• Document excerpt:
>>>>>

A recent ad campaign created by the City of Milwaukee to raise parent’s awareness of the dangers of sleeping with your infant has sparked a debate across the country about the safety of co-sleeping. The Milwaukee Journal Sentinel reported that the City of Milwaukee developed the campaign in response to the high preponderance of infant mortality in Milwaukee compared to the national average. The infant mortality rates were 4% higher than the national average, with 5.4 infant deaths for every 1000 live births for white Caucasian babies and an astonishing 14.1 infant deaths for every 1000 live births for African American babies. The ad shows babies of different ethnicities cuddled up with a butcher’s knife in their parent’s bed with a headline stating: YOUR BABY SLEEPING WITH YOU CAN BE JUST AS DANGEROUS.
Does co-sleeping really warrant such a controversial and aggressive ad campaign? Some would argue that it does not. It is not unusual for parents of many different cultures around the world to co-sleep with their infants and many American families report having felt more connected to their child through the co-sleeping process. Research finds that co-sleeping is only one of a variety of different risk factors including, respiratory infections, premature birth, brain abnormalities and having a teen mom (under the age of 20) to name just a few. Furthermore, studies have shown that about one third of the infant deaths that occurred while the baby was sleeping alongside the parent, happened after the parents had been drinking or using drugs. Is there a risk? Certainly. Can it be managed by responsible educated parents? That’s for you to decide.

<<<<<

• Prompt 1:
Summarize the passage on the Milwaukee co-sleeping campaign in two sentences.
• Prompt 2:
In the passage on the Milwaukee co-sleeping campaign, what object is shown cuddled up with the babies in the ad?
• Prompt 3:
From the passage on the Milwaukee co-sleeping campaign, quote the stretch from "Does co-sleeping really" through "you to decide.".

Stored data entries

>>>>>

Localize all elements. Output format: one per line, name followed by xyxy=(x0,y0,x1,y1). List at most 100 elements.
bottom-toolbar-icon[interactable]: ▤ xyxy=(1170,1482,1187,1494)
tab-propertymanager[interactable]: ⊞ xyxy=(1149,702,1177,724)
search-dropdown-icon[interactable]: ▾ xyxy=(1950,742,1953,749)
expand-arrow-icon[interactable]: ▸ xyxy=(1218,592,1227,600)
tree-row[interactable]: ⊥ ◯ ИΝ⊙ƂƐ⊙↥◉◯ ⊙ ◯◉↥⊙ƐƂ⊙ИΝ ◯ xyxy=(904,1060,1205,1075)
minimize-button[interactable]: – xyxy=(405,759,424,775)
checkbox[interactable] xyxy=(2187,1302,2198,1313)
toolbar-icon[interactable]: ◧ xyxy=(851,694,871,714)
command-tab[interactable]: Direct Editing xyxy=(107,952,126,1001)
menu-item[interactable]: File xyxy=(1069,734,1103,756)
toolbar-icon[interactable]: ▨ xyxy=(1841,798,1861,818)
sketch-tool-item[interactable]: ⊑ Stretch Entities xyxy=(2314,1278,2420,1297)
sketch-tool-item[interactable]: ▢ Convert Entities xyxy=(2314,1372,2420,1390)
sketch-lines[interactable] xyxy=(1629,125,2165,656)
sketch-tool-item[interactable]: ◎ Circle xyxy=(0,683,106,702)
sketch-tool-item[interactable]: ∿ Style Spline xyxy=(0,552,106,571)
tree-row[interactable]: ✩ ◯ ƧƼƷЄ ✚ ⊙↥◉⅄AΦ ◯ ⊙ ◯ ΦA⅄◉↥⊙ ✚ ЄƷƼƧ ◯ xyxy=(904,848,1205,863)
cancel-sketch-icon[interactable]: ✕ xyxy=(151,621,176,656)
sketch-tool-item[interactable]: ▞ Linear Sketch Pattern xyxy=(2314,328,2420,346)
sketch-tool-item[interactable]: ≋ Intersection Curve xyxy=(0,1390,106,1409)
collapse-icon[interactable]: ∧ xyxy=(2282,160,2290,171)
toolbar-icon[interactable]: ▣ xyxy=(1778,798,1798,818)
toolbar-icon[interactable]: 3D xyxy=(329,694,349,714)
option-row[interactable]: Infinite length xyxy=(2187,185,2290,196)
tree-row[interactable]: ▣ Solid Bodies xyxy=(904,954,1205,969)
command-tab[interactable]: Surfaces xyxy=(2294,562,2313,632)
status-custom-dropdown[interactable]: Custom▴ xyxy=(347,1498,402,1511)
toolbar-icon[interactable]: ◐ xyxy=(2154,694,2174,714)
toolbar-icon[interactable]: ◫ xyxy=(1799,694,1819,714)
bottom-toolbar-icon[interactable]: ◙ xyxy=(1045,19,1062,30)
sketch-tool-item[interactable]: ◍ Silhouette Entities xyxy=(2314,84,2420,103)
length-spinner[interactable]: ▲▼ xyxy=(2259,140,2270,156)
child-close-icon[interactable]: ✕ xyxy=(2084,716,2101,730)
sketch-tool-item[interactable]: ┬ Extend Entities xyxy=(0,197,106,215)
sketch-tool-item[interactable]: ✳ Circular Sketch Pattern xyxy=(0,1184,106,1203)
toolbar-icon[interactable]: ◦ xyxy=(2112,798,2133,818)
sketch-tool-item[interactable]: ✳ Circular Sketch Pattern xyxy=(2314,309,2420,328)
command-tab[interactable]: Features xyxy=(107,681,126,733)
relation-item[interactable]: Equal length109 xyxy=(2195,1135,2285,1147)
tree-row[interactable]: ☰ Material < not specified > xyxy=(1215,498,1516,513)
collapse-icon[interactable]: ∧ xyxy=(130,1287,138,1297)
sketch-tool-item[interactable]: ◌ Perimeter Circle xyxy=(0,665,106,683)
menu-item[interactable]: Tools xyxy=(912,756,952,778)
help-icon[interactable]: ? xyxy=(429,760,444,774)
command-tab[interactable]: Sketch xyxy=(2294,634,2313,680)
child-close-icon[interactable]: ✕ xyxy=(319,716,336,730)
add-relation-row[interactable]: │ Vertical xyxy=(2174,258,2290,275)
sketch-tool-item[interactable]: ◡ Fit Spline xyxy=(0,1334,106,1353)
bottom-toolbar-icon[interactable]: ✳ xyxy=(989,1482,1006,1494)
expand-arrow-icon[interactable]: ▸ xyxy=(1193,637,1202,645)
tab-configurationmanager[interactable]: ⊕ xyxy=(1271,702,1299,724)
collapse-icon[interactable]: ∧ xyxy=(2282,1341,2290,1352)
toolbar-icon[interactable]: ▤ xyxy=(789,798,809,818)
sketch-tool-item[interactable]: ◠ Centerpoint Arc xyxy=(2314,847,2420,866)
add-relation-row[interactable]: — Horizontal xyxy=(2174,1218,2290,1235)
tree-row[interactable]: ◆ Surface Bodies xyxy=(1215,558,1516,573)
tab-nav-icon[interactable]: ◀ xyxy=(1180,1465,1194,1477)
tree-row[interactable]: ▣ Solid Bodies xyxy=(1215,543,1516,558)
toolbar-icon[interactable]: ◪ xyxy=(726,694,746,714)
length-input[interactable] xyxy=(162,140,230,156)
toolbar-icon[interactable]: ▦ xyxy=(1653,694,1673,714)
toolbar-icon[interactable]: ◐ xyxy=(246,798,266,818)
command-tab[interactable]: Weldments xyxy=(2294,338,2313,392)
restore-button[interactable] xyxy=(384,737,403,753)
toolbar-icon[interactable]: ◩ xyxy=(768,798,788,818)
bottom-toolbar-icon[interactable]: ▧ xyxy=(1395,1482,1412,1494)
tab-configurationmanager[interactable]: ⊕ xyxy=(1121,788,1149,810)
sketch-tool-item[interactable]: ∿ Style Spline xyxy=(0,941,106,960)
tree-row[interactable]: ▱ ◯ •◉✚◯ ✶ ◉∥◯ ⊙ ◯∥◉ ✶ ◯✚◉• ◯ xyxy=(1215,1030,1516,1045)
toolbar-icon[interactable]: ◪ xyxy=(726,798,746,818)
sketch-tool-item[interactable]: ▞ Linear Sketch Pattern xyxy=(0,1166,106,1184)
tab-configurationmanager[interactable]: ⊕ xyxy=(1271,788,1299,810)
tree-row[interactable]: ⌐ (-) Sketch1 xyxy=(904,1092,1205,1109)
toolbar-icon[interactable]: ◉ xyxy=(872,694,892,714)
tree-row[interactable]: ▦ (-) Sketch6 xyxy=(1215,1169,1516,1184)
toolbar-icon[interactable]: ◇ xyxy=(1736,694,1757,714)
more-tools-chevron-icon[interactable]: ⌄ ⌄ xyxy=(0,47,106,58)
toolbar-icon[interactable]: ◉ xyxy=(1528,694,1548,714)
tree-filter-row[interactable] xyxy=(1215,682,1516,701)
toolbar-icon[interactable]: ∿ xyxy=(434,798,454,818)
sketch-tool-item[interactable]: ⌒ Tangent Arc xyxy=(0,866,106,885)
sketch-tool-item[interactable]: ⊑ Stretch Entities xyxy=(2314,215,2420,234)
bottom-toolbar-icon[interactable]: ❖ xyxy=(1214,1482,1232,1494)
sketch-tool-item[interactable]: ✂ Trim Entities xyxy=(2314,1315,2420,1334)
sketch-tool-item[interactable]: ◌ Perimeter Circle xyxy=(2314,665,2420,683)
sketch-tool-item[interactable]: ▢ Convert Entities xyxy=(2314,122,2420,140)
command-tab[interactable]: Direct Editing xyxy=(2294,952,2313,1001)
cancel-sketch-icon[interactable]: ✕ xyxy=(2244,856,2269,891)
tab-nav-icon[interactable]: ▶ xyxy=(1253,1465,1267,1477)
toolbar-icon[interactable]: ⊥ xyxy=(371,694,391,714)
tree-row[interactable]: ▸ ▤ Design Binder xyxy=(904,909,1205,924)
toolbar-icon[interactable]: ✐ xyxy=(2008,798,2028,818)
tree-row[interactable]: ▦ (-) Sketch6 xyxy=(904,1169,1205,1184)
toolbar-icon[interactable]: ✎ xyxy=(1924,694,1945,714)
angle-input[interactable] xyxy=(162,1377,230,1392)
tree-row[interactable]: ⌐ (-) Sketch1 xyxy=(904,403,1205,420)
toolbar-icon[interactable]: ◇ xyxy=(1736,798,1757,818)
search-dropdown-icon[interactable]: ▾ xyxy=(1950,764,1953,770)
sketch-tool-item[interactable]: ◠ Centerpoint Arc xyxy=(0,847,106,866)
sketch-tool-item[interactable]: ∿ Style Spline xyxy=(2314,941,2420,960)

<<<<<

• Response box 1:
The City of Milwaukee created an ad campaign warning parents about the dangers of sleeping with their infants, in response to the city's infant mortality rate being higher than the national average, and the campaign sparked a debate across the country. The passage notes that co-sleeping is common in many cultures and is only one of several risk factors, and that about one third of infant deaths during co-sleeping happened after the parents had been drinking or using drugs.

• Response box 2:
A butcher's knife.

• Response box 3:
Does co-sleeping really warrant such a controversial and aggressive ad campaign? Some would argue that it does not. It is not unusual for parents of many different cultures around the world to co-sleep with their infants and many American families report having felt more connected to their child through the co-sleeping process. Research finds that co-sleeping is only one of a variety of different risk factors including, respiratory infections, premature birth, brain abnormalities and having a teen mom (under the age of 20) to name just a few. Furthermore, studies have shown that about one third of the infant deaths that occurred while the baby was sleeping alongside the parent, happened after the parents had been drinking or using drugs. Is there a risk? Certainly. Can it be managed by responsible educated parents? That’s for you to decide.